### TASK BRIEF
Give every entry again, unchanged, and leave its images out.

Entries from a dataset:
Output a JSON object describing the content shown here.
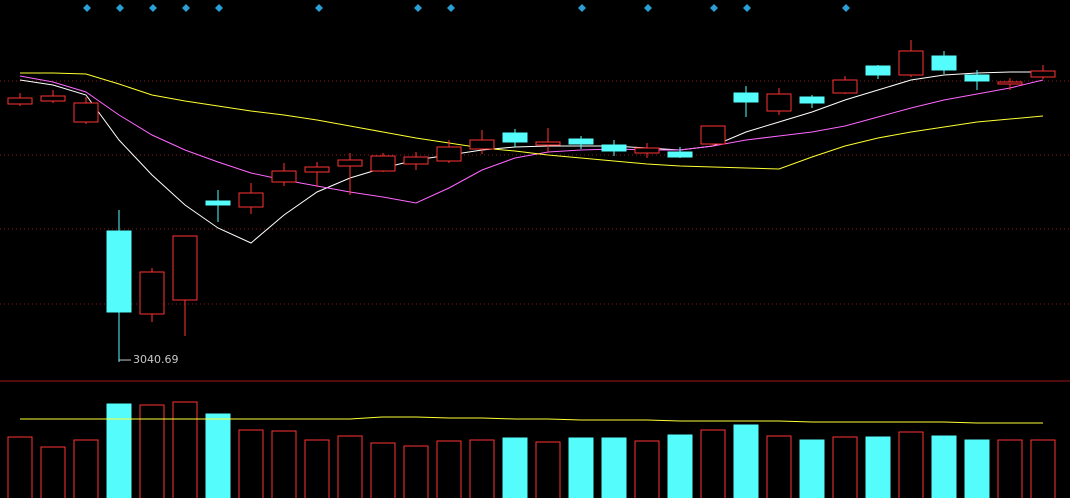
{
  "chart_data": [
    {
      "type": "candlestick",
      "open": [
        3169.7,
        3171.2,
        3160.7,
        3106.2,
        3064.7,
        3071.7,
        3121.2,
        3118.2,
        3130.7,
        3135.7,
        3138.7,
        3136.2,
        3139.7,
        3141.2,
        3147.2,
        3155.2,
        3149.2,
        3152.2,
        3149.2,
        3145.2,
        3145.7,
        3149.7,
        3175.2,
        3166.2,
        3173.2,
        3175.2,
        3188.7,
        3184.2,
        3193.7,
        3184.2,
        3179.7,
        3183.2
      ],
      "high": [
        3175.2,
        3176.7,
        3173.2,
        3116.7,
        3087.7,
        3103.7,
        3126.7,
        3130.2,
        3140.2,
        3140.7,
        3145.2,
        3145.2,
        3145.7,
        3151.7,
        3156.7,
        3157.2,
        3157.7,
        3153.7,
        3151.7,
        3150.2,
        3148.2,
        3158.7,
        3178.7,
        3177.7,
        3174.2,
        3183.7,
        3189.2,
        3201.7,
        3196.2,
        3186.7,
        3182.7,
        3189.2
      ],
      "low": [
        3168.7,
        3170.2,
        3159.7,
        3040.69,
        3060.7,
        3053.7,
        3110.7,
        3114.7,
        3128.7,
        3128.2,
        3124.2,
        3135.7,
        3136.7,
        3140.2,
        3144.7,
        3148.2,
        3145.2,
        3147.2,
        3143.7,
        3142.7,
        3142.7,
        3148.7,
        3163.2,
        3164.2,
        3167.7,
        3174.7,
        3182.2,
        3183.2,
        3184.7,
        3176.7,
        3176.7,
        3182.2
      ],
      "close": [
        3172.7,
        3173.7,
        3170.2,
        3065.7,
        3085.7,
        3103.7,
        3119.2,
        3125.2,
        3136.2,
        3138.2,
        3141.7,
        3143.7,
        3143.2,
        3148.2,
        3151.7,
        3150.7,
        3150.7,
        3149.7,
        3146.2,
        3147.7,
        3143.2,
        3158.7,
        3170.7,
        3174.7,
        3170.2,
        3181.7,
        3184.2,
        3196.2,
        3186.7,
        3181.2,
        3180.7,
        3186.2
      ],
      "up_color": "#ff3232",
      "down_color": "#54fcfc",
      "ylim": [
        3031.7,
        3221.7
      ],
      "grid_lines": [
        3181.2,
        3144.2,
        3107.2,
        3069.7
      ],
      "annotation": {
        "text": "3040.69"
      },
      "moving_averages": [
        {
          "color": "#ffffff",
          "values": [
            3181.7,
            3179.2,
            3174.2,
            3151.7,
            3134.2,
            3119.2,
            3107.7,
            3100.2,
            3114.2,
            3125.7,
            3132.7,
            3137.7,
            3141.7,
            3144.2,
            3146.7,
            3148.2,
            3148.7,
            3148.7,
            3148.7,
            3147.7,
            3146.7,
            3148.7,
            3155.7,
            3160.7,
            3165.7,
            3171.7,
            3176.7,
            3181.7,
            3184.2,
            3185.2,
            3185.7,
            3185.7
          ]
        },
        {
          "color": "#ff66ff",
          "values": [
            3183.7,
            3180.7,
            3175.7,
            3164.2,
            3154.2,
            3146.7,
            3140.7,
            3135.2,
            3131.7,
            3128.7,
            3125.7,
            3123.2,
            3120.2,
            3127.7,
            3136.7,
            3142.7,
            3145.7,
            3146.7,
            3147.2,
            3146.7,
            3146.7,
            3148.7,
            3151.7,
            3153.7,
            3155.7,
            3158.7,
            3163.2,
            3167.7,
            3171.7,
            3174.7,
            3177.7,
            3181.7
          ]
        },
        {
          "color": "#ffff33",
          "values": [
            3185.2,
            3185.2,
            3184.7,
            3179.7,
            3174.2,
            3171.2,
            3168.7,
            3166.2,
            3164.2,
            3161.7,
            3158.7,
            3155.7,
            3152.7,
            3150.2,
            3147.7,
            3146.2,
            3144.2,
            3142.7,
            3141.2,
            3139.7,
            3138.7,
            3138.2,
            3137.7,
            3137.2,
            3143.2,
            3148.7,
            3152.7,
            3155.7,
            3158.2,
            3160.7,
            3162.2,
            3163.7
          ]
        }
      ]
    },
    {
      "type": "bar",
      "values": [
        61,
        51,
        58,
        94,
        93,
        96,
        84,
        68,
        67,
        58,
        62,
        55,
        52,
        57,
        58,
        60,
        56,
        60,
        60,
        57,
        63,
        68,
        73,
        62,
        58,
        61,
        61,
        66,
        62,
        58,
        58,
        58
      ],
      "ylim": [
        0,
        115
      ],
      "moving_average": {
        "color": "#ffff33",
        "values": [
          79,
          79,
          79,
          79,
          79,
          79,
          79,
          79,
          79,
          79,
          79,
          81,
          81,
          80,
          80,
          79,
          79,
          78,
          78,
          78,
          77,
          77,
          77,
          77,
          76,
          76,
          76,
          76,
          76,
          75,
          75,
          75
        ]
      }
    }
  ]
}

### WRITTEN REPLY
Output a JSON object describing the content shown here.
{
  "chart_data": [
    {
      "type": "candlestick",
      "open": [
        3169.7,
        3171.2,
        3160.7,
        3106.2,
        3064.7,
        3071.7,
        3121.2,
        3118.2,
        3130.7,
        3135.7,
        3138.7,
        3136.2,
        3139.7,
        3141.2,
        3147.2,
        3155.2,
        3149.2,
        3152.2,
        3149.2,
        3145.2,
        3145.7,
        3149.7,
        3175.2,
        3166.2,
        3173.2,
        3175.2,
        3188.7,
        3184.2,
        3193.7,
        3184.2,
        3179.7,
        3183.2
      ],
      "high": [
        3175.2,
        3176.7,
        3173.2,
        3116.7,
        3087.7,
        3103.7,
        3126.7,
        3130.2,
        3140.2,
        3140.7,
        3145.2,
        3145.2,
        3145.7,
        3151.7,
        3156.7,
        3157.2,
        3157.7,
        3153.7,
        3151.7,
        3150.2,
        3148.2,
        3158.7,
        3178.7,
        3177.7,
        3174.2,
        3183.7,
        3189.2,
        3201.7,
        3196.2,
        3186.7,
        3182.7,
        3189.2
      ],
      "low": [
        3168.7,
        3170.2,
        3159.7,
        3040.69,
        3060.7,
        3053.7,
        3110.7,
        3114.7,
        3128.7,
        3128.2,
        3124.2,
        3135.7,
        3136.7,
        3140.2,
        3144.7,
        3148.2,
        3145.2,
        3147.2,
        3143.7,
        3142.7,
        3142.7,
        3148.7,
        3163.2,
        3164.2,
        3167.7,
        3174.7,
        3182.2,
        3183.2,
        3184.7,
        3176.7,
        3176.7,
        3182.2
      ],
      "close": [
        3172.7,
        3173.7,
        3170.2,
        3065.7,
        3085.7,
        3103.7,
        3119.2,
        3125.2,
        3136.2,
        3138.2,
        3141.7,
        3143.7,
        3143.2,
        3148.2,
        3151.7,
        3150.7,
        3150.7,
        3149.7,
        3146.2,
        3147.7,
        3143.2,
        3158.7,
        3170.7,
        3174.7,
        3170.2,
        3181.7,
        3184.2,
        3196.2,
        3186.7,
        3181.2,
        3180.7,
        3186.2
      ],
      "up_color": "#ff3232",
      "down_color": "#54fcfc",
      "ylim": [
        3031.7,
        3221.7
      ],
      "grid_lines": [
        3181.2,
        3144.2,
        3107.2,
        3069.7
      ],
      "annotation": {
        "text": "3040.69"
      },
      "moving_averages": [
        {
          "color": "#ffffff",
          "values": [
            3181.7,
            3179.2,
            3174.2,
            3151.7,
            3134.2,
            3119.2,
            3107.7,
            3100.2,
            3114.2,
            3125.7,
            3132.7,
            3137.7,
            3141.7,
            3144.2,
            3146.7,
            3148.2,
            3148.7,
            3148.7,
            3148.7,
            3147.7,
            3146.7,
            3148.7,
            3155.7,
            3160.7,
            3165.7,
            3171.7,
            3176.7,
            3181.7,
            3184.2,
            3185.2,
            3185.7,
            3185.7
          ]
        },
        {
          "color": "#ff66ff",
          "values": [
            3183.7,
            3180.7,
            3175.7,
            3164.2,
            3154.2,
            3146.7,
            3140.7,
            3135.2,
            3131.7,
            3128.7,
            3125.7,
            3123.2,
            3120.2,
            3127.7,
            3136.7,
            3142.7,
            3145.7,
            3146.7,
            3147.2,
            3146.7,
            3146.7,
            3148.7,
            3151.7,
            3153.7,
            3155.7,
            3158.7,
            3163.2,
            3167.7,
            3171.7,
            3174.7,
            3177.7,
            3181.7
          ]
        },
        {
          "color": "#ffff33",
          "values": [
            3185.2,
            3185.2,
            3184.7,
            3179.7,
            3174.2,
            3171.2,
            3168.7,
            3166.2,
            3164.2,
            3161.7,
            3158.7,
            3155.7,
            3152.7,
            3150.2,
            3147.7,
            3146.2,
            3144.2,
            3142.7,
            3141.2,
            3139.7,
            3138.7,
            3138.2,
            3137.7,
            3137.2,
            3143.2,
            3148.7,
            3152.7,
            3155.7,
            3158.2,
            3160.7,
            3162.2,
            3163.7
          ]
        }
      ]
    },
    {
      "type": "bar",
      "values": [
        61,
        51,
        58,
        94,
        93,
        96,
        84,
        68,
        67,
        58,
        62,
        55,
        52,
        57,
        58,
        60,
        56,
        60,
        60,
        57,
        63,
        68,
        73,
        62,
        58,
        61,
        61,
        66,
        62,
        58,
        58,
        58
      ],
      "ylim": [
        0,
        115
      ],
      "moving_average": {
        "color": "#ffff33",
        "values": [
          79,
          79,
          79,
          79,
          79,
          79,
          79,
          79,
          79,
          79,
          79,
          81,
          81,
          80,
          80,
          79,
          79,
          78,
          78,
          78,
          77,
          77,
          77,
          77,
          76,
          76,
          76,
          76,
          76,
          75,
          75,
          75
        ]
      }
    }
  ]
}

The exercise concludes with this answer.